:: STATED EXERCISE ::
Your task is to copy each line that has the word "image".

:: ENTRIES SHOWN ::
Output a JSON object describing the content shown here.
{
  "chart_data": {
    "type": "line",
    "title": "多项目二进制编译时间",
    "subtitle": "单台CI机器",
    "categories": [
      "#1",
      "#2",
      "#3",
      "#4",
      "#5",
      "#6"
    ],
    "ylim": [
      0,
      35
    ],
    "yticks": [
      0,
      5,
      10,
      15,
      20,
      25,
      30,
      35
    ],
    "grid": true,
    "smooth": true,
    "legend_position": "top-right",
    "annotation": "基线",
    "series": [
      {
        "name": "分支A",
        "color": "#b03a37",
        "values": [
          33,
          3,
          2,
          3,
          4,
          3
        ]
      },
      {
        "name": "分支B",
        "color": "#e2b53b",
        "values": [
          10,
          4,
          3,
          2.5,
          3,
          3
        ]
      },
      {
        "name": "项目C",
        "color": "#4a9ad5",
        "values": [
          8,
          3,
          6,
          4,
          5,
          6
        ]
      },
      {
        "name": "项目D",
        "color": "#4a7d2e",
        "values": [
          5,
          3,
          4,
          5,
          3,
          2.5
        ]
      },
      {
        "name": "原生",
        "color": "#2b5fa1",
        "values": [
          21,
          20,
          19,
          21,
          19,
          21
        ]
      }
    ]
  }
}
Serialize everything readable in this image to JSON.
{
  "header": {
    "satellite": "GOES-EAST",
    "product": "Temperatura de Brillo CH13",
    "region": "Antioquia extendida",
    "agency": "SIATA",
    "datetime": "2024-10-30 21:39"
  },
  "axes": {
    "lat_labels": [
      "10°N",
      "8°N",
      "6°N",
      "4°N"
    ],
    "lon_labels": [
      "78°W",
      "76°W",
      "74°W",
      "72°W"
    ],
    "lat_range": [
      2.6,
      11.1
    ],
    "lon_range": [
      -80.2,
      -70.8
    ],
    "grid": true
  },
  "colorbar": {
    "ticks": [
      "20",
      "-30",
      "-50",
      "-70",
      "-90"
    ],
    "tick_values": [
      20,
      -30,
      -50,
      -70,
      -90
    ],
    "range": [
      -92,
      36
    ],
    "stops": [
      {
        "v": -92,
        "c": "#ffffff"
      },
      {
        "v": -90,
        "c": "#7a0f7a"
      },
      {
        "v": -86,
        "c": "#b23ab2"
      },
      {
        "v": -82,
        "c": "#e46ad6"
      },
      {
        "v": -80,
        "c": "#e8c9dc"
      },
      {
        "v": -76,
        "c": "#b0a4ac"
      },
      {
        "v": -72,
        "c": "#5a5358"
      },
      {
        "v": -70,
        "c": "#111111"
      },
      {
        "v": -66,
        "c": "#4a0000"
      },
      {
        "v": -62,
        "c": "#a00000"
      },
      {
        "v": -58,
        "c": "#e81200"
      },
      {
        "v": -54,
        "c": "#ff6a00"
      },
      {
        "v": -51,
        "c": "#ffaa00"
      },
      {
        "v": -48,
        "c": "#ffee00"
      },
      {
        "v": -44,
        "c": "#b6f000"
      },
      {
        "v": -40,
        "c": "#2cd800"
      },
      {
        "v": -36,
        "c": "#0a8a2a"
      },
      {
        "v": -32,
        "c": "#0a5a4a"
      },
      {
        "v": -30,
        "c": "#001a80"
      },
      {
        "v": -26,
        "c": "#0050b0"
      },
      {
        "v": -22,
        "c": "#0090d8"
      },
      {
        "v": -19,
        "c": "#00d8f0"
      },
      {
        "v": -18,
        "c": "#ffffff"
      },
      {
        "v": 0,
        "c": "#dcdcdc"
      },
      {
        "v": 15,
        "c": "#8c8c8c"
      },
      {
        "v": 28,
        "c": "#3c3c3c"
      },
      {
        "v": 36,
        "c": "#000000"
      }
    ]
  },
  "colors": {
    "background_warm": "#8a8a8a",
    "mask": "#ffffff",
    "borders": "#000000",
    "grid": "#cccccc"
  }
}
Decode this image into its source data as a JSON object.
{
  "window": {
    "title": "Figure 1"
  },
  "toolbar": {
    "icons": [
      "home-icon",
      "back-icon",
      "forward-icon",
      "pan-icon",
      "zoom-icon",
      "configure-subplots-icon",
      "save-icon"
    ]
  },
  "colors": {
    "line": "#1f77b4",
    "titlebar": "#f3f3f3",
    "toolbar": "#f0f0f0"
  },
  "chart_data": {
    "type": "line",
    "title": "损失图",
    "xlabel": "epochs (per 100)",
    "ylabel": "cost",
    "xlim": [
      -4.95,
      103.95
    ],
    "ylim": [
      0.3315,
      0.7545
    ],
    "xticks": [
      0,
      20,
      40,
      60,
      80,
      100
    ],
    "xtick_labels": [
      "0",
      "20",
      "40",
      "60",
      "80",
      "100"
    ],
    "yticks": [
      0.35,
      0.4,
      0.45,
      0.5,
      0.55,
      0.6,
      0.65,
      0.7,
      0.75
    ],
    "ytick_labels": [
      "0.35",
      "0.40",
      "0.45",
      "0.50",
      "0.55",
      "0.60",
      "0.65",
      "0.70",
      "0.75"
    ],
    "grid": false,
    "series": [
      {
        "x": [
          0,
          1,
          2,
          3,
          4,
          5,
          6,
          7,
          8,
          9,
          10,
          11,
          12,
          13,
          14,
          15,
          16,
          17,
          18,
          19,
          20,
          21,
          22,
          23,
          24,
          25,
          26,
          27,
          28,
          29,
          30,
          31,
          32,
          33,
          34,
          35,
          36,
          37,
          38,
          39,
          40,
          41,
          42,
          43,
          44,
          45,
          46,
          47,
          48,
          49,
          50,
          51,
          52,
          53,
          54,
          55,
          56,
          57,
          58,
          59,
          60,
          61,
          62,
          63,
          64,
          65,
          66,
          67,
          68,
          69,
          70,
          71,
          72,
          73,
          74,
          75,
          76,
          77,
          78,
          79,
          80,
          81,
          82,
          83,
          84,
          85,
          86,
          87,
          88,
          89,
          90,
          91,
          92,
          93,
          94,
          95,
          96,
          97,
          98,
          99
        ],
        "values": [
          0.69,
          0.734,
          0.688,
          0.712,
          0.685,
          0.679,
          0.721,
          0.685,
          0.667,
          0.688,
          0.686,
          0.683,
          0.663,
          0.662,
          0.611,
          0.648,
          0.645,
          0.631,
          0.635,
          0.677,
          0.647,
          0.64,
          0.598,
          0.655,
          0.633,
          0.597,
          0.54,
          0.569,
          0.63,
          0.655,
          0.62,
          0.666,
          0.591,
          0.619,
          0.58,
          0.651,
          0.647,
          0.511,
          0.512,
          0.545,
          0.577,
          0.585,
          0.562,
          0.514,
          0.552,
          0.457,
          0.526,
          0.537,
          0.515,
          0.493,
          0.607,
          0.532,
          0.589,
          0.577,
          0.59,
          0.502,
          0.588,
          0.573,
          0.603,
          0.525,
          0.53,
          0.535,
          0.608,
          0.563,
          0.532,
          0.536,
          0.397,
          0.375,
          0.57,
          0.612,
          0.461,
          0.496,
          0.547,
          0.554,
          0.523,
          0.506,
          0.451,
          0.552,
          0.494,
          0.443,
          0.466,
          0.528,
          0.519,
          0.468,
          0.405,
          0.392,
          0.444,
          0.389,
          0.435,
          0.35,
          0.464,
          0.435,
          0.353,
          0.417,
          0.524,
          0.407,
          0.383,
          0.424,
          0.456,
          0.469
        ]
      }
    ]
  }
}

:: ANSWER TO THE PROBLEM ::
Serialize everything readable in this image to JSON.
Decode this image into its source data as a JSON object.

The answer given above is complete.